** Start Excerpted data **
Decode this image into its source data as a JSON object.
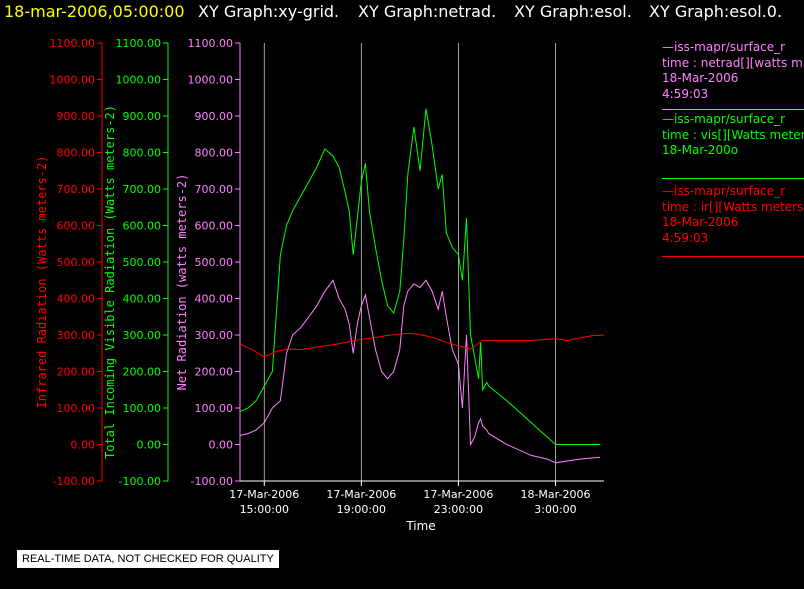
{
  "header": {
    "datetime": "18-mar-2006,05:00:00",
    "graphs": [
      "XY Graph:xy-grid.",
      "XY Graph:netrad.",
      "XY Graph:esol.",
      "XY Graph:esol.0."
    ]
  },
  "notice": "REAL-TIME DATA, NOT CHECKED FOR QUALITY",
  "legend": [
    {
      "lines": [
        "—iss-mapr/surface_r",
        "time : netrad[][watts m",
        "18-Mar-2006",
        "4:59:03"
      ],
      "color": "#ff80ff"
    },
    {
      "lines": [
        "—iss-mapr/surface_r",
        "time : vis[][Watts meter",
        "18-Mar-200o"
      ],
      "color": "#00ff00"
    },
    {
      "lines": [
        "—iss-mapr/surface_r",
        "time : ir[][Watts meters",
        "18-Mar-2006",
        "4:59:03"
      ],
      "color": "#ff0000"
    }
  ],
  "chart_data": {
    "type": "line",
    "xlabel": "Time",
    "x_ticks": [
      {
        "time": "2006-03-17T15:00",
        "line1": "17-Mar-2006",
        "line2": "15:00:00"
      },
      {
        "time": "2006-03-17T19:00",
        "line1": "17-Mar-2006",
        "line2": "19:00:00"
      },
      {
        "time": "2006-03-17T23:00",
        "line1": "17-Mar-2006",
        "line2": "23:00:00"
      },
      {
        "time": "2006-03-18T03:00",
        "line1": "18-Mar-2006",
        "line2": "3:00:00"
      }
    ],
    "xlim": [
      "2006-03-17T14:00",
      "2006-03-18T05:00"
    ],
    "axes": [
      {
        "label": "Infrared Radiation (Watts meters-2)",
        "color": "#ff0000",
        "ylim": [
          -100,
          1100
        ],
        "ticks": [
          "-100.00",
          "0.00",
          "100.00",
          "200.00",
          "300.00",
          "400.00",
          "500.00",
          "600.00",
          "700.00",
          "800.00",
          "900.00",
          "1000.00",
          "1100.00"
        ]
      },
      {
        "label": "Total Incoming Visible Radiation (Watts meters-2)",
        "color": "#00ff00",
        "ylim": [
          -100,
          1100
        ],
        "ticks": [
          "-100.00",
          "0.00",
          "100.00",
          "200.00",
          "300.00",
          "400.00",
          "500.00",
          "600.00",
          "700.00",
          "800.00",
          "900.00",
          "1000.00",
          "1100.00"
        ]
      },
      {
        "label": "Net Radiation (watts meters-2)",
        "color": "#ff80ff",
        "ylim": [
          -100,
          1100
        ],
        "ticks": [
          "-100.00",
          "0.00",
          "100.00",
          "200.00",
          "300.00",
          "400.00",
          "500.00",
          "600.00",
          "700.00",
          "800.00",
          "900.00",
          "1000.00",
          "1100.00"
        ]
      }
    ],
    "grid": "vertical",
    "series": [
      {
        "name": "vis",
        "color": "#00ff00",
        "x": [
          "2006-03-17T14:00",
          "2006-03-17T14:20",
          "2006-03-17T14:40",
          "2006-03-17T15:00",
          "2006-03-17T15:20",
          "2006-03-17T15:40",
          "2006-03-17T15:55",
          "2006-03-17T16:10",
          "2006-03-17T16:30",
          "2006-03-17T16:50",
          "2006-03-17T17:10",
          "2006-03-17T17:30",
          "2006-03-17T17:50",
          "2006-03-17T18:05",
          "2006-03-17T18:20",
          "2006-03-17T18:30",
          "2006-03-17T18:40",
          "2006-03-17T18:50",
          "2006-03-17T19:00",
          "2006-03-17T19:10",
          "2006-03-17T19:20",
          "2006-03-17T19:35",
          "2006-03-17T19:50",
          "2006-03-17T20:05",
          "2006-03-17T20:20",
          "2006-03-17T20:35",
          "2006-03-17T20:45",
          "2006-03-17T20:55",
          "2006-03-17T21:10",
          "2006-03-17T21:25",
          "2006-03-17T21:40",
          "2006-03-17T21:55",
          "2006-03-17T22:10",
          "2006-03-17T22:20",
          "2006-03-17T22:30",
          "2006-03-17T22:45",
          "2006-03-17T23:00",
          "2006-03-17T23:10",
          "2006-03-17T23:20",
          "2006-03-17T23:30",
          "2006-03-17T23:40",
          "2006-03-17T23:50",
          "2006-03-17T23:55",
          "2006-03-18T00:00",
          "2006-03-18T00:10",
          "2006-03-18T00:15",
          "2006-03-18T01:00",
          "2006-03-18T02:00",
          "2006-03-18T02:40",
          "2006-03-18T03:00",
          "2006-03-18T04:00",
          "2006-03-18T04:50"
        ],
        "y": [
          90,
          100,
          120,
          160,
          200,
          520,
          600,
          640,
          680,
          720,
          760,
          810,
          790,
          760,
          690,
          640,
          520,
          620,
          720,
          770,
          640,
          540,
          450,
          380,
          360,
          420,
          560,
          740,
          870,
          750,
          920,
          820,
          700,
          740,
          580,
          540,
          520,
          450,
          620,
          300,
          240,
          180,
          280,
          150,
          170,
          160,
          120,
          60,
          20,
          0,
          0,
          0
        ]
      },
      {
        "name": "netrad",
        "color": "#ff80ff",
        "x": [
          "2006-03-17T14:00",
          "2006-03-17T14:20",
          "2006-03-17T14:40",
          "2006-03-17T15:00",
          "2006-03-17T15:20",
          "2006-03-17T15:40",
          "2006-03-17T15:55",
          "2006-03-17T16:10",
          "2006-03-17T16:30",
          "2006-03-17T16:50",
          "2006-03-17T17:10",
          "2006-03-17T17:30",
          "2006-03-17T17:50",
          "2006-03-17T18:05",
          "2006-03-17T18:20",
          "2006-03-17T18:30",
          "2006-03-17T18:40",
          "2006-03-17T18:50",
          "2006-03-17T19:00",
          "2006-03-17T19:10",
          "2006-03-17T19:20",
          "2006-03-17T19:35",
          "2006-03-17T19:50",
          "2006-03-17T20:05",
          "2006-03-17T20:20",
          "2006-03-17T20:35",
          "2006-03-17T20:45",
          "2006-03-17T20:55",
          "2006-03-17T21:10",
          "2006-03-17T21:25",
          "2006-03-17T21:40",
          "2006-03-17T21:55",
          "2006-03-17T22:10",
          "2006-03-17T22:20",
          "2006-03-17T22:30",
          "2006-03-17T22:45",
          "2006-03-17T23:00",
          "2006-03-17T23:10",
          "2006-03-17T23:20",
          "2006-03-17T23:30",
          "2006-03-17T23:40",
          "2006-03-17T23:50",
          "2006-03-17T23:55",
          "2006-03-18T00:00",
          "2006-03-18T00:10",
          "2006-03-18T00:15",
          "2006-03-18T01:00",
          "2006-03-18T02:00",
          "2006-03-18T02:40",
          "2006-03-18T03:00",
          "2006-03-18T04:00",
          "2006-03-18T04:50"
        ],
        "y": [
          25,
          30,
          40,
          60,
          100,
          120,
          250,
          300,
          320,
          350,
          380,
          420,
          450,
          400,
          370,
          330,
          250,
          330,
          380,
          410,
          350,
          260,
          200,
          180,
          200,
          260,
          380,
          420,
          440,
          430,
          450,
          420,
          370,
          420,
          350,
          260,
          220,
          100,
          300,
          0,
          20,
          60,
          70,
          50,
          40,
          30,
          0,
          -30,
          -40,
          -50,
          -40,
          -35
        ]
      },
      {
        "name": "ir",
        "color": "#ff0000",
        "x": [
          "2006-03-17T14:00",
          "2006-03-17T14:30",
          "2006-03-17T15:00",
          "2006-03-17T15:30",
          "2006-03-17T16:00",
          "2006-03-17T16:30",
          "2006-03-17T17:00",
          "2006-03-17T17:30",
          "2006-03-17T18:00",
          "2006-03-17T18:30",
          "2006-03-17T19:00",
          "2006-03-17T19:30",
          "2006-03-17T20:00",
          "2006-03-17T20:30",
          "2006-03-17T21:00",
          "2006-03-17T21:30",
          "2006-03-17T22:00",
          "2006-03-17T22:30",
          "2006-03-17T23:00",
          "2006-03-17T23:30",
          "2006-03-18T00:00",
          "2006-03-18T01:00",
          "2006-03-18T02:00",
          "2006-03-18T03:00",
          "2006-03-18T03:30",
          "2006-03-18T04:00",
          "2006-03-18T04:30",
          "2006-03-18T05:00"
        ],
        "y": [
          275,
          260,
          240,
          255,
          262,
          260,
          265,
          270,
          275,
          282,
          288,
          292,
          298,
          302,
          305,
          300,
          292,
          280,
          270,
          262,
          285,
          285,
          285,
          290,
          285,
          292,
          298,
          300
        ]
      }
    ]
  }
}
** End Excerpted data **
Stated problem >> Copy all lines from the material that hold "Radiation".

Finished exercise >>
        "label": "Infrared Radiation (Watts meters-2)",
        "label": "Total Incoming Visible Radiation (Watts meters-2)",
        "label": "Net Radiation (watts meters-2)",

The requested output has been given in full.